DATASET CONTENT
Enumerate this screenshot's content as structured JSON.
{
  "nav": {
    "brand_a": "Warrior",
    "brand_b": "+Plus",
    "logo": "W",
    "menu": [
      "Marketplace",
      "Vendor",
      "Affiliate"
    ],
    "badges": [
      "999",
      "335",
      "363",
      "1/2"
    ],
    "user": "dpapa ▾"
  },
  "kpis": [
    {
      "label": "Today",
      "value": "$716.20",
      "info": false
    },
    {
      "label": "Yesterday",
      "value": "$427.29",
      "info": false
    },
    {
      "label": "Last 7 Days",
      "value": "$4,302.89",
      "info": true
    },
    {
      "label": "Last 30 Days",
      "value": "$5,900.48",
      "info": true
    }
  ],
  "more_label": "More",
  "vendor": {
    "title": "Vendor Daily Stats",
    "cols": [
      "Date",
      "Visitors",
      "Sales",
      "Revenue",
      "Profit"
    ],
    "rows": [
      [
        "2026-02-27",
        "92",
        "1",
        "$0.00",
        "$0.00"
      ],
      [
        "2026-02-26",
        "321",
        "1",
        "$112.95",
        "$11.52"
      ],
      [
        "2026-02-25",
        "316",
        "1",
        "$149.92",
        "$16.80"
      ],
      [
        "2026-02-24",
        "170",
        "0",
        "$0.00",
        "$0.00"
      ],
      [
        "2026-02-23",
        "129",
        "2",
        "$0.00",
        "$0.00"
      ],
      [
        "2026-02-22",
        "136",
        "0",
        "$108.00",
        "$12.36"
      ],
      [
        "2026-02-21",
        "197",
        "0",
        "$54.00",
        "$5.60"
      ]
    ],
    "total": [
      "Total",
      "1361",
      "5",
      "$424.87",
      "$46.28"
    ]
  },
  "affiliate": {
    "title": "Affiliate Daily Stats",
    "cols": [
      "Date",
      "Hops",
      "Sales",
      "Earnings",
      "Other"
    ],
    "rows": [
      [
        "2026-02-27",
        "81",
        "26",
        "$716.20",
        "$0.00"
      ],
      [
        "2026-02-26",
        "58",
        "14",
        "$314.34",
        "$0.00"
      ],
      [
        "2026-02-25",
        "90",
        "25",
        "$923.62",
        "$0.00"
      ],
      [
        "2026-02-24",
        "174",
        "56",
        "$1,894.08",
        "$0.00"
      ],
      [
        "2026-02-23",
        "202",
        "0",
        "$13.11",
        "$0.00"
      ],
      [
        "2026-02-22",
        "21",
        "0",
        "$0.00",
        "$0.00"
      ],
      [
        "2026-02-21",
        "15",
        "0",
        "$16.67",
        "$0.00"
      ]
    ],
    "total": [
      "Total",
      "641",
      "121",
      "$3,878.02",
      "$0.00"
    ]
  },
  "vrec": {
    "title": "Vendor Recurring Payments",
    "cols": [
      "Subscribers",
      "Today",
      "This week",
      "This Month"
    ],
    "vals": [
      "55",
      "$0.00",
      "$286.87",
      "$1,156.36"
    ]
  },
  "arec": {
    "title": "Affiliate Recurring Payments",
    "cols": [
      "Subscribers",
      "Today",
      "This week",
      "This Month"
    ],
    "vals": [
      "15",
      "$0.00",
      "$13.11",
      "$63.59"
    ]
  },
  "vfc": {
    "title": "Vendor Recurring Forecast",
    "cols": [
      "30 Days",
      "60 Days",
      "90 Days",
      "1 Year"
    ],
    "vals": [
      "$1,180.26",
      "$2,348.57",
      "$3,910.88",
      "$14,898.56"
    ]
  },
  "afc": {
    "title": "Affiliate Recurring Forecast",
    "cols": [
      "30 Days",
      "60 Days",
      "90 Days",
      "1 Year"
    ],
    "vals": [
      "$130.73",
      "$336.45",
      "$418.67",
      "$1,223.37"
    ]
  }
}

* * *

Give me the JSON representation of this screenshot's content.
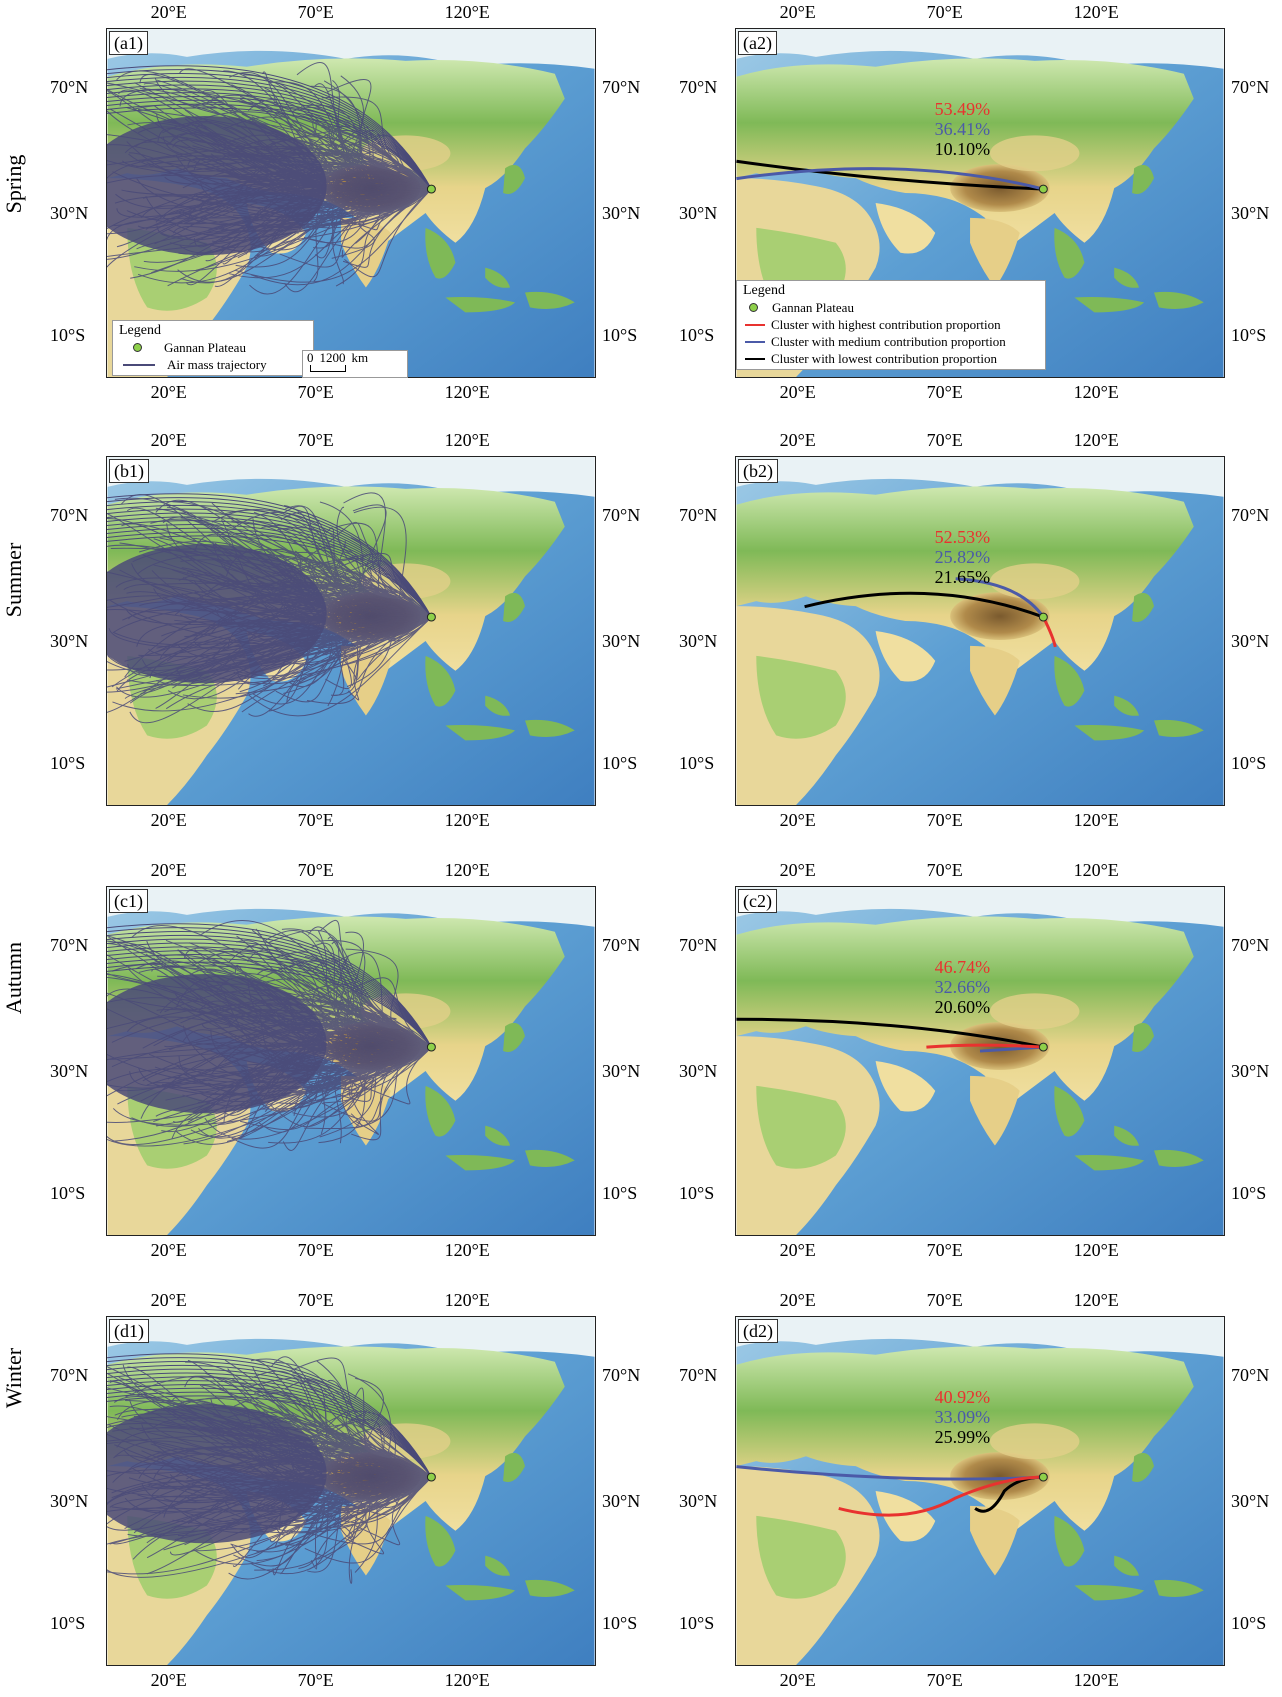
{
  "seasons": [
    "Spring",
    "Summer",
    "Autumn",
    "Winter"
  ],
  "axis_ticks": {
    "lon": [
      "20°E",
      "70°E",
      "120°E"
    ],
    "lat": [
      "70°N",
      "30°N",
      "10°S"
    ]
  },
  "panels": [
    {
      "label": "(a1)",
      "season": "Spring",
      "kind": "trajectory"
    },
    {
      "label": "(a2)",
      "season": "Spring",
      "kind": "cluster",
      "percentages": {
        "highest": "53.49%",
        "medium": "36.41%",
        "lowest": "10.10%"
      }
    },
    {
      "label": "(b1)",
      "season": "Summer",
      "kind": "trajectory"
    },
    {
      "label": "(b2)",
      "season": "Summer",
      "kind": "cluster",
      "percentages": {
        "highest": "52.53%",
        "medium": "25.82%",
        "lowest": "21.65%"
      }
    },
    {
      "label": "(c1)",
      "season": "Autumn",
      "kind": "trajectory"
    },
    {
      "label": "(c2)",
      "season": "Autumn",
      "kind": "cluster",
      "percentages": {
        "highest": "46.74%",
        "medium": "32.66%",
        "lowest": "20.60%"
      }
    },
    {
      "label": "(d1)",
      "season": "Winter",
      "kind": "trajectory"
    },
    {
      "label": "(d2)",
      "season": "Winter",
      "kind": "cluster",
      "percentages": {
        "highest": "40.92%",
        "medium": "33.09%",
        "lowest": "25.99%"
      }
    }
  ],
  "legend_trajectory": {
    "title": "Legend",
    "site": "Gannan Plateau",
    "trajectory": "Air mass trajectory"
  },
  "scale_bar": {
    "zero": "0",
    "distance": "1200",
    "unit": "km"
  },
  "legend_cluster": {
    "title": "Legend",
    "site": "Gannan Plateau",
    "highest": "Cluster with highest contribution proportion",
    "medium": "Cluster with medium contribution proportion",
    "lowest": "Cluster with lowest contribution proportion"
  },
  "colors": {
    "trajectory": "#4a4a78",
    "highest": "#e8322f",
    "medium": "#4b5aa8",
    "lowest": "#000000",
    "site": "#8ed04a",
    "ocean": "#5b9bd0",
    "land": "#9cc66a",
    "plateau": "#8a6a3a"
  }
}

TASK STATEMENT
Report how many lines of the data contain the word "medium", using the number alone.

ANSWER
6